What you will do:
1. Please copy the stretch of the Banca Transilvania interview from "Banca Transilvania (BT)" through "your key milestones?".
2. Using the Banca Transilvania interview, mark each statement yes or no and quote the words that decide it. (a) The bank was founded in 1993 by a group of entrepreneurs. (b) The full integration of Bancpost took more than a year. (c) Before joining the bank, Omer Tetik had worked at another bank for about ten years.
3. Pick up the Banca Transilvania interview after its final sentence and continue it.

Quoted passage:
[Start]

Banca Transilvania (BT) is the largest bank in Romania, with a market share of more than 16%. Founded in 1993 by a group of entrepreneurs, in recent years it has shaken up the geography of the Romanian banking sector with the acquisitions of Volksbank in 2015 and Bancpost in 2018. Today, it is the only Romanian brand in the 2019 Brand Finance Banking 500 ranking and has the highest customer satisfaction and brand recognition in the country. Here, Omer Tetik, who became the bank’s CEO in 2013, discusses the bank’s recent moves and his strategy for continued growth
You’ve been considered by many as the architect of the expansion of the bank. What have been some of your key milestones?
For me, the first milestone was accepting the challenge. I worked in another bank for almost 20 years, but I had watched with admiration what BT had been doing and had in my mind what else could have been done. Three days after joining the bank, I had the chance to meet over 200 managers of the bank and they gave me the best consultancy that an executive could ask for. BT has a unique business culture and a strong team. In 2015, we carried out the Volksbank Romania acquisition, which was the largest deal in the Romanian banking sector in over a decade. The experience was very important for us and boosted not only our confidence in ourselves, but also the confidence of our customers, shareholders and the authorities. Most were surprised that we delivered such a smooth and quick integration. Another milestone was when we launched our mobile wallet, which I believe was one of the first mobile wallets developed in-house by a commercial bank in Europe. It really showed our potential in terms of technology. When we started our digitalization, we wanted to remain as a physical bank with our retail network because we have a very strong network with good people and local competencies. But we knew we had to invest in the modernization and automation of the bank – so we chose the “phygitalisation” of our model. The acquisition of Bancpost last year was also a major milestone. With Bancpost, we closed the transaction in the first quarter of the year, and in the second quarter, we were already starting integration. In six months, we finalized the full integration. It helped us to maintain value and to create synergies from both costs and revenues. So, that was another boost of confidence as we proved to ourselves, our shareholders, and third parties that the Volksbank acquisition was so successful not because of luck, but because of our capabilities.
How do you think these acquisitions have helped you capture value and increase your competitive advantages?

[End]

Data excerpt:
[Start]

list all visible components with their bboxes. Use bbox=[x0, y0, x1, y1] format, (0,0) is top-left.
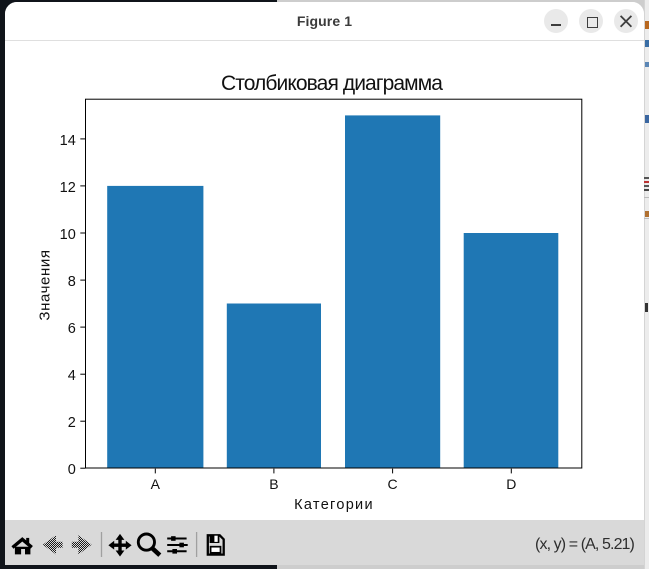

[End]

Answers to the exercises:
1.
Banca Transilvania (BT) is the largest bank in Romania, with a market share of more than 16%. Founded in 1993 by a group of entrepreneurs, in recent years it has shaken up the geography of the Romanian banking sector with the acquisitions of Volksbank in 2015 and Bancpost in 2018. Today, it is the only Romanian brand in the 2019 Brand Finance Banking 500 ranking and has the highest customer satisfaction and brand recognition in the country. Here, Omer Tetik, who became the bank’s CEO in 2013, discusses the bank’s recent moves and his strategy for continued growth
You’ve been considered by many as the architect of the expansion of the bank. What have been some of your key milestones?

2.
(a) Yes: "Founded in 1993 by a group of entrepreneurs"
(b) No: "In six months, we finalized the full integration."
(c) No: "I worked in another bank for almost 20 years"

3.
Bancpost is a historical brand with a strong reputation and a very good retail portfolio. We wanted to grow more in Bucharest and in the segments in which Bancpost was strong. It was one of the pioneers in Romania in consumer financing and developing cards and payment systems, so we took a good portfolio of customers and loans through which we can utilize our excess liquidity in order to increase our interest gains and margins. Bancpost was working heavily with state institutions as a salary program provider so that was another area of value that we gained. The salary accounts lead to a different type of relationship with a bank. For those customers, the bank is not just a one-stop-shop; it’s the first place you think of when you want to do a banking transaction or get a loan. It helps with your credit scoring as well. Both Bancpost and Volksbank were among the 10 most important banks in the market; these were not small integrations.
What were some of the main challenges in the integration processes?
Integration has different facets. It’s about human resources and culture, and products and services. In terms of products, services and technology, both banks had some overlaps. I wouldn’t say it was very easy, but it was relatively simple to integrate the technologies. In terms of the culture, the buyer usually has the arrogant attitude of “we know everything” – but we were very open in our discussions. People were treated fairly, and we were very transparent about what we wanted to do and when we were going to do it. We established a so-called group of ambassadors that we sent from BT, consisting of almost 50 people from different departments, including our COO, who became the CEO of Bancpost. They were our messengers who communicated our culture and goals. BT has a unique culture; it’s fast-moving and dynamic. Bancpost had been quite inactive in the markets because of the problems in Greece in 2009-2012, but we successfully injected this dynamism that they had lost.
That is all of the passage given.